EXERCISE DESCRIPTION >> Copy out every line in which the string "Analytics" occurs.
* * *
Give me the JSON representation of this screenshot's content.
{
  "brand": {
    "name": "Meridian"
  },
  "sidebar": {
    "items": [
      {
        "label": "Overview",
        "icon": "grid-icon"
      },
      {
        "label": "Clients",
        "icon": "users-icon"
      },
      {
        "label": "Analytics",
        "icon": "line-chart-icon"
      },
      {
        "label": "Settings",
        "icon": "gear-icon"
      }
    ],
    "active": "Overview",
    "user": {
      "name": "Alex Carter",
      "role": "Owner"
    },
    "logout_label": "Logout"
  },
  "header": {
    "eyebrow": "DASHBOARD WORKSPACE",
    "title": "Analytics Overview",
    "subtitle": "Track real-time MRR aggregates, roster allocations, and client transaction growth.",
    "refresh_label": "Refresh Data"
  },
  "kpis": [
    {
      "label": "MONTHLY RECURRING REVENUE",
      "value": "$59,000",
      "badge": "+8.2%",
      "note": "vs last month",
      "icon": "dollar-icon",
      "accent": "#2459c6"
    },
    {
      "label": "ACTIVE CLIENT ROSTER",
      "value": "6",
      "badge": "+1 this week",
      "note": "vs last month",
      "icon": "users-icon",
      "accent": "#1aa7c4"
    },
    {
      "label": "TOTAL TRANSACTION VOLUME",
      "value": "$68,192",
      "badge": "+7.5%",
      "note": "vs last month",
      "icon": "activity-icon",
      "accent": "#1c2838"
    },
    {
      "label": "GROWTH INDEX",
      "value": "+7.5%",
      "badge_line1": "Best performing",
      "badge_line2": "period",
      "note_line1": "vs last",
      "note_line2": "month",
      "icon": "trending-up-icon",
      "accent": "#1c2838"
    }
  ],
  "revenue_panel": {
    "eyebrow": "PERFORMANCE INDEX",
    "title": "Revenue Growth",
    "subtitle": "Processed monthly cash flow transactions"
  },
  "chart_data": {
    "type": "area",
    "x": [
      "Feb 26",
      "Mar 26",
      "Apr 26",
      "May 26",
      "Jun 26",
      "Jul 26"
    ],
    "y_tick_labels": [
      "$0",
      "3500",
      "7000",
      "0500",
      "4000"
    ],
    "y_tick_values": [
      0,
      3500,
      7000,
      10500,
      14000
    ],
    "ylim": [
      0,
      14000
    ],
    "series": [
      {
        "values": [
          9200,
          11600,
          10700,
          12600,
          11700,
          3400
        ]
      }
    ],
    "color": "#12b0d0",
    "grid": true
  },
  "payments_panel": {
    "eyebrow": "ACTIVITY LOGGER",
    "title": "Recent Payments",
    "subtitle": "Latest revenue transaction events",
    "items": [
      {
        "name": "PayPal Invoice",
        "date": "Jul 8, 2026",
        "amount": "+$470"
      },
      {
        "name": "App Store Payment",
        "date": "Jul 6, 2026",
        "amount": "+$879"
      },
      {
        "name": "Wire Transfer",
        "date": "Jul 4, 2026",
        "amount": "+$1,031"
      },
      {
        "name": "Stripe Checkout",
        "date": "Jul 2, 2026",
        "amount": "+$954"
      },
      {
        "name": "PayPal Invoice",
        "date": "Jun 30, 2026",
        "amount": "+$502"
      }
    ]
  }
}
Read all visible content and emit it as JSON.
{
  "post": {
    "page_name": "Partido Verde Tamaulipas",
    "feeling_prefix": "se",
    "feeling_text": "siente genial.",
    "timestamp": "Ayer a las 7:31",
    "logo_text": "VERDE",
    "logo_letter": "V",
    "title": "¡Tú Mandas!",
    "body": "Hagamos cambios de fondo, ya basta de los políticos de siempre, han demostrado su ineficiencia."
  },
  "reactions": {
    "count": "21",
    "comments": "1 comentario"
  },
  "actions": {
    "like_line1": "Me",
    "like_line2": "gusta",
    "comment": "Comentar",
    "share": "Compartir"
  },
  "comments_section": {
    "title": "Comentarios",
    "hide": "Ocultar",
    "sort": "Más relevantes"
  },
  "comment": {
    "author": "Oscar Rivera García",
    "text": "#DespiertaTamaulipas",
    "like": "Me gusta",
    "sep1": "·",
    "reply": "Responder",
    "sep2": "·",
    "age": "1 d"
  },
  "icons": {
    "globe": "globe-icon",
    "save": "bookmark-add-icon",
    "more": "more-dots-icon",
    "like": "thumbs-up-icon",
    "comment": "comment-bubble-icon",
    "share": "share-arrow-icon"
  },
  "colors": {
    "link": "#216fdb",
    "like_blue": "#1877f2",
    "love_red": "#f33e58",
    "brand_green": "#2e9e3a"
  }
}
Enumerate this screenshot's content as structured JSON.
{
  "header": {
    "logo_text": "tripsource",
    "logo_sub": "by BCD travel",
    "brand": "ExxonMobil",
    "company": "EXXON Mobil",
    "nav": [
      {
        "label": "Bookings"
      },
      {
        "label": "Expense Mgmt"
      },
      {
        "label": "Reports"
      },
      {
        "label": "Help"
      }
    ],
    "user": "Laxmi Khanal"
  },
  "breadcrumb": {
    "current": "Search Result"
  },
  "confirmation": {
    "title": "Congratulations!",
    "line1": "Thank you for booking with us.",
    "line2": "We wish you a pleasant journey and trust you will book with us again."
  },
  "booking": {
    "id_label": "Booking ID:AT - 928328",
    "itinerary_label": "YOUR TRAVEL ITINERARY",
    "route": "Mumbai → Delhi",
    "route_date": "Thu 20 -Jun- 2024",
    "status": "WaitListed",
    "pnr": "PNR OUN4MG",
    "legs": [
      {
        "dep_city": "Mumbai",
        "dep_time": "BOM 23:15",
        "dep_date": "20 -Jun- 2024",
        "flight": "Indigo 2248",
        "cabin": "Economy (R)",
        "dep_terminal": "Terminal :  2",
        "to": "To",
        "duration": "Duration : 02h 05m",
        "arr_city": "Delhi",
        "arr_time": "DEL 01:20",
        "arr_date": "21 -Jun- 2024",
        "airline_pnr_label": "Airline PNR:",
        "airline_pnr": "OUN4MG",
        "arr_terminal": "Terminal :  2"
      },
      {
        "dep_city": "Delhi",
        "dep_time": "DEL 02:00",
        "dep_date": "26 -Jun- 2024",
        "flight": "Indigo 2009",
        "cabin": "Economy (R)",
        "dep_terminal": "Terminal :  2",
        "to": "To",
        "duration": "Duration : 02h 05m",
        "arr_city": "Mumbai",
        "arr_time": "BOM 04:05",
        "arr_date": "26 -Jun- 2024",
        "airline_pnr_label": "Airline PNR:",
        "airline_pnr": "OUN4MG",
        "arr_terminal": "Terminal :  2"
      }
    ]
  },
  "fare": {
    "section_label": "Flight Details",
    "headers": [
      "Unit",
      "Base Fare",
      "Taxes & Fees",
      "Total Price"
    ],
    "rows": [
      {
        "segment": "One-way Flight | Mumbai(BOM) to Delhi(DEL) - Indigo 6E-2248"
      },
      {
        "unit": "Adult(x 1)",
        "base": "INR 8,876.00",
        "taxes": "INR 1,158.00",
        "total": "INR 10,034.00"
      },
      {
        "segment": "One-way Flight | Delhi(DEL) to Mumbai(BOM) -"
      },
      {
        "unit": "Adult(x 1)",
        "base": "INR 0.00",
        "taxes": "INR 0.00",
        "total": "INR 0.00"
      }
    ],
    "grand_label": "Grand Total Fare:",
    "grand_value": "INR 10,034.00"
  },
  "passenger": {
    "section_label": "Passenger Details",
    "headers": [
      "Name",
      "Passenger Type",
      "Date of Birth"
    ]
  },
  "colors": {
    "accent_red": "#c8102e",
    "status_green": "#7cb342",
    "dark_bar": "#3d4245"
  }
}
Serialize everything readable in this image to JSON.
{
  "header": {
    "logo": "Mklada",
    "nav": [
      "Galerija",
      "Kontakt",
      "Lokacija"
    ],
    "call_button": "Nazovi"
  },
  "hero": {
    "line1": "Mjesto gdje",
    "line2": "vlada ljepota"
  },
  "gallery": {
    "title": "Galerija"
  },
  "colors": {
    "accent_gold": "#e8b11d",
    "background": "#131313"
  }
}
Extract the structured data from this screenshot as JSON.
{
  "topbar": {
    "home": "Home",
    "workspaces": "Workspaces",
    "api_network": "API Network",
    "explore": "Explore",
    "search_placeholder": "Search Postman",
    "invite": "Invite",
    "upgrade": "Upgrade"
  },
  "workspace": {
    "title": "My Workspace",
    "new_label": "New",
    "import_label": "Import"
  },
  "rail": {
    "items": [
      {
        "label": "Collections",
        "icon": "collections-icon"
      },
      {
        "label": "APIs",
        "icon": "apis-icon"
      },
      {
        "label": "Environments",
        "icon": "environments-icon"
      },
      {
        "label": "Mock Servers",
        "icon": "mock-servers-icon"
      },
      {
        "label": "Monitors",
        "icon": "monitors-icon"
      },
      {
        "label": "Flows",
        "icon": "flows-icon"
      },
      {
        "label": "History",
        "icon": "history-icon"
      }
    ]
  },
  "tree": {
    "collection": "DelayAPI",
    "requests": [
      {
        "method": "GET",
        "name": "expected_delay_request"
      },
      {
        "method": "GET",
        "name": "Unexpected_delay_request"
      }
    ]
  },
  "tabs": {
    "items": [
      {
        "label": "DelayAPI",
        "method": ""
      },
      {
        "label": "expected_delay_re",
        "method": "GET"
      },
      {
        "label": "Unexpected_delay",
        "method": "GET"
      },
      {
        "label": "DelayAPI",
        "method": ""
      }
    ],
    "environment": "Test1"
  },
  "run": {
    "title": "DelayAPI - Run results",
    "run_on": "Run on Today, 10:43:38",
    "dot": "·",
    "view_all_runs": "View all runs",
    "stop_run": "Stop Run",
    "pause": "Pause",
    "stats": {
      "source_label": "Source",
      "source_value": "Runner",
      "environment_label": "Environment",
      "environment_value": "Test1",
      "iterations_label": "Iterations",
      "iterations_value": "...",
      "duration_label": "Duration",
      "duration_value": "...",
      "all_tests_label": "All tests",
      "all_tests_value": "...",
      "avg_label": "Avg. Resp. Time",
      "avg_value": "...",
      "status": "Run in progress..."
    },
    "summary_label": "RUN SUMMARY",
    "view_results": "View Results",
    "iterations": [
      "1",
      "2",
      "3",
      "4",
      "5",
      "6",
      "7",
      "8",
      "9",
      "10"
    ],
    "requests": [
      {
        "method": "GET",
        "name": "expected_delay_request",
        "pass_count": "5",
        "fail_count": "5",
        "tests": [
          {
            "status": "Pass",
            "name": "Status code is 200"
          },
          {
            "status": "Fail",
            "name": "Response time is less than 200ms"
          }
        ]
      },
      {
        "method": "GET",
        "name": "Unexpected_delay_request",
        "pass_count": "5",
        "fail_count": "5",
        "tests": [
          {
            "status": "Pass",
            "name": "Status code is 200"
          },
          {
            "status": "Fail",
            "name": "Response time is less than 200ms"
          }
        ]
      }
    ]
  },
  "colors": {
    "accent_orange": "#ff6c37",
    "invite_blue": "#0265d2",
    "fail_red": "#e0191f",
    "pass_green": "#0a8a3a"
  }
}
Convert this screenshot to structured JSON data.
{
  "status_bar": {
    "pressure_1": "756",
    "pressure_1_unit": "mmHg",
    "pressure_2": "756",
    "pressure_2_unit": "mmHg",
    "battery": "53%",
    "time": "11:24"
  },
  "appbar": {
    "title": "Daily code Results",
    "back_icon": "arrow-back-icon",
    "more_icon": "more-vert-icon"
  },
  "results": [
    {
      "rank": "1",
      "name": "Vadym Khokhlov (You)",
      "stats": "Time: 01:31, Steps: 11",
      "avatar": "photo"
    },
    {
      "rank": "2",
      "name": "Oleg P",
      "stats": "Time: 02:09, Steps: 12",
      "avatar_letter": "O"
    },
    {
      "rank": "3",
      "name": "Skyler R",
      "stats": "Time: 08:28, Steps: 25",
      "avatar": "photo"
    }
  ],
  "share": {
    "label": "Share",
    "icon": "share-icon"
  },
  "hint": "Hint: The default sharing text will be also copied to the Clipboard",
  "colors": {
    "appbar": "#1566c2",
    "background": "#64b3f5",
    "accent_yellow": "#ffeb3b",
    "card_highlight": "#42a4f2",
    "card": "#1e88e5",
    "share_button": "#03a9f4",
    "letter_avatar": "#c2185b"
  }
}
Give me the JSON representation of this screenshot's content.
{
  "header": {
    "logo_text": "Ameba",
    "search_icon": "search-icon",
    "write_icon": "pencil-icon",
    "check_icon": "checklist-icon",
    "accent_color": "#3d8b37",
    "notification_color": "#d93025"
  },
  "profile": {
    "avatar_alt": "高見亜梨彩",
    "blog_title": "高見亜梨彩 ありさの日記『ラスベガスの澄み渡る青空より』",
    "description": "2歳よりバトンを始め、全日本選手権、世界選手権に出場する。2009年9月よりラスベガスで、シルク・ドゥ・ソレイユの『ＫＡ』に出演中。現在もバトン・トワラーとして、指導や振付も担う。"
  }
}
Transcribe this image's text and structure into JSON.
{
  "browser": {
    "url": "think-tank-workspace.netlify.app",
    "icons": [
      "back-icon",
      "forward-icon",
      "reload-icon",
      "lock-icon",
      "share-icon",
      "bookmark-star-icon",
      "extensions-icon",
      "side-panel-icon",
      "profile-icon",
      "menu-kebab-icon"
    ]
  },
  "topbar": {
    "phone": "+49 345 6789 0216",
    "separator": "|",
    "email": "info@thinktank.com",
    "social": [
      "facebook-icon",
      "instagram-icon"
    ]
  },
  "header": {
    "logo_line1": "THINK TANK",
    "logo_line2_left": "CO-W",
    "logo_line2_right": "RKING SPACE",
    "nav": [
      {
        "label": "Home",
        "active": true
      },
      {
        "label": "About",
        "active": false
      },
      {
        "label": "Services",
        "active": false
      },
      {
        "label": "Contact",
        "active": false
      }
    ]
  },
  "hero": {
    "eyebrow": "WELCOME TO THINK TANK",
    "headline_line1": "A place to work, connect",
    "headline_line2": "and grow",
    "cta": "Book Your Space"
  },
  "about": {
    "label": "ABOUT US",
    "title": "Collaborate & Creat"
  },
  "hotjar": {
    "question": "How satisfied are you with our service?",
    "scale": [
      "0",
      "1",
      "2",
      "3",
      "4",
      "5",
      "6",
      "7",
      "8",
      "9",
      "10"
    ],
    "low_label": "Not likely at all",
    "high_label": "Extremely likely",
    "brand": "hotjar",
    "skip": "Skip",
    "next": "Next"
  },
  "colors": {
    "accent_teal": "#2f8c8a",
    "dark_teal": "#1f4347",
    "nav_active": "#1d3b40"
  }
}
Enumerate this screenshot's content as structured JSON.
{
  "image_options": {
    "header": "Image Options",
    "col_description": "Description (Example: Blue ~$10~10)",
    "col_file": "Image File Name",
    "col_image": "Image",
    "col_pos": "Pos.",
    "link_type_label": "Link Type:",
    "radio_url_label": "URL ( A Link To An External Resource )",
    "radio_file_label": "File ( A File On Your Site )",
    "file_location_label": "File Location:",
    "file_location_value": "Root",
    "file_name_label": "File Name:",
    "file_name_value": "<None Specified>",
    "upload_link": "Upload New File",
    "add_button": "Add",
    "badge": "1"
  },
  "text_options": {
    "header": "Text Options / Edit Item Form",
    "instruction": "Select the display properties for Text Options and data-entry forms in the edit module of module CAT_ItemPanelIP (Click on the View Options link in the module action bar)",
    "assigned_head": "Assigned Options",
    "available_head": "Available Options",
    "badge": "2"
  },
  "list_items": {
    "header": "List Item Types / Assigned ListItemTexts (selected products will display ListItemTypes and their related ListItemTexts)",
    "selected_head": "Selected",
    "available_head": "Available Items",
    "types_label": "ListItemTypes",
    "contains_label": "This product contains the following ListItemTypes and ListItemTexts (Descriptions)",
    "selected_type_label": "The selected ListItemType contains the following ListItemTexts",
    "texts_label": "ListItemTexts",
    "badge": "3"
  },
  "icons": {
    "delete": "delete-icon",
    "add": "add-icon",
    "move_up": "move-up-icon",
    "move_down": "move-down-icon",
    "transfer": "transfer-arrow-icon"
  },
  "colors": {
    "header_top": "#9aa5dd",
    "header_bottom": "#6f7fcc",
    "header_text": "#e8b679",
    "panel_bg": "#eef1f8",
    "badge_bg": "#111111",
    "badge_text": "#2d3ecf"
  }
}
* * *
RESPONSE BELOW >>
        "label": "Analytics",
    "title": "Analytics Overview",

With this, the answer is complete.